▸ WORK TO BE COMPLETED: Reproduce the material word for word; the images stay out.

▸ DATA TO USE:
__________________________________________________

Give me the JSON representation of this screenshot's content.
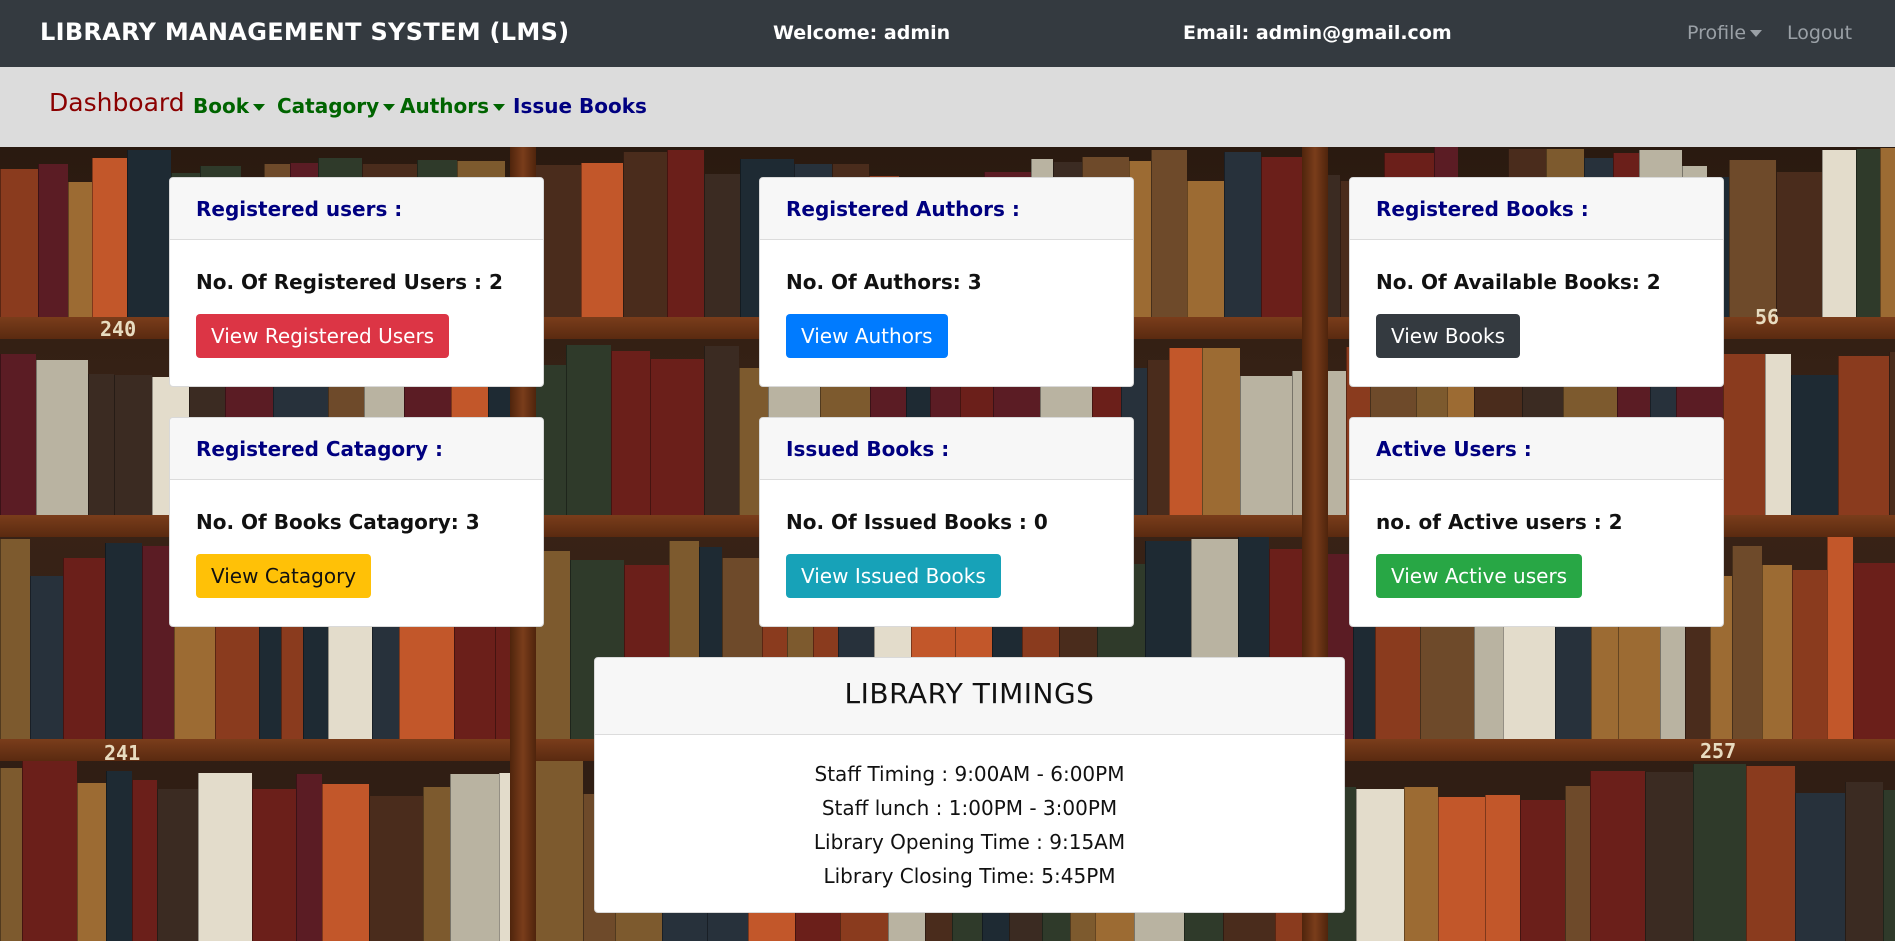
{
  "topbar": {
    "brand": "LIBRARY MANAGEMENT SYSTEM (LMS)",
    "welcome": "Welcome: admin",
    "email": "Email: admin@gmail.com",
    "profile": "Profile",
    "logout": "Logout"
  },
  "nav": {
    "dashboard": "Dashboard",
    "book": "Book",
    "catagory": "Catagory",
    "authors": "Authors",
    "issue_books": "Issue Books"
  },
  "background": {
    "shelf_labels": [
      "240",
      "56",
      "241",
      "257"
    ]
  },
  "cards": {
    "users": {
      "title": "Registered users :",
      "text": "No. Of Registered Users : 2",
      "button": "View Registered Users"
    },
    "authors": {
      "title": "Registered Authors :",
      "text": "No. Of Authors: 3",
      "button": "View Authors"
    },
    "books": {
      "title": "Registered Books :",
      "text": "No. Of Available Books: 2",
      "button": "View Books"
    },
    "catagory": {
      "title": "Registered Catagory :",
      "text": "No. Of Books Catagory: 3",
      "button": "View Catagory"
    },
    "issued": {
      "title": "Issued Books :",
      "text": "No. Of Issued Books : 0",
      "button": "View Issued Books"
    },
    "active": {
      "title": "Active Users :",
      "text": "no. of Active users : 2",
      "button": "View Active users"
    }
  },
  "timings": {
    "title": "LIBRARY TIMINGS",
    "lines": [
      "Staff Timing : 9:00AM - 6:00PM",
      "Staff lunch : 1:00PM - 3:00PM",
      "Library Opening Time : 9:15AM",
      "Library Closing Time: 5:45PM"
    ]
  },
  "colors": {
    "topbar": "#343a40",
    "navbar": "#dcdcdc",
    "card_title": "#000080",
    "dashboard": "#8b0000",
    "nav_green": "#006400"
  }
}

__________________________________________________

▸ RESULT BELOW:
Give me the JSON representation of this screenshot's content.
{
  "topbar": {
    "brand": "LIBRARY MANAGEMENT SYSTEM (LMS)",
    "welcome": "Welcome: admin",
    "email": "Email: admin@gmail.com",
    "profile": "Profile",
    "logout": "Logout"
  },
  "nav": {
    "dashboard": "Dashboard",
    "book": "Book",
    "catagory": "Catagory",
    "authors": "Authors",
    "issue_books": "Issue Books"
  },
  "background": {
    "shelf_labels": [
      "240",
      "56",
      "241",
      "257"
    ]
  },
  "cards": {
    "users": {
      "title": "Registered users :",
      "text": "No. Of Registered Users : 2",
      "button": "View Registered Users"
    },
    "authors": {
      "title": "Registered Authors :",
      "text": "No. Of Authors: 3",
      "button": "View Authors"
    },
    "books": {
      "title": "Registered Books :",
      "text": "No. Of Available Books: 2",
      "button": "View Books"
    },
    "catagory": {
      "title": "Registered Catagory :",
      "text": "No. Of Books Catagory: 3",
      "button": "View Catagory"
    },
    "issued": {
      "title": "Issued Books :",
      "text": "No. Of Issued Books : 0",
      "button": "View Issued Books"
    },
    "active": {
      "title": "Active Users :",
      "text": "no. of Active users : 2",
      "button": "View Active users"
    }
  },
  "timings": {
    "title": "LIBRARY TIMINGS",
    "lines": [
      "Staff Timing : 9:00AM - 6:00PM",
      "Staff lunch : 1:00PM - 3:00PM",
      "Library Opening Time : 9:15AM",
      "Library Closing Time: 5:45PM"
    ]
  },
  "colors": {
    "topbar": "#343a40",
    "navbar": "#dcdcdc",
    "card_title": "#000080",
    "dashboard": "#8b0000",
    "nav_green": "#006400"
  }
}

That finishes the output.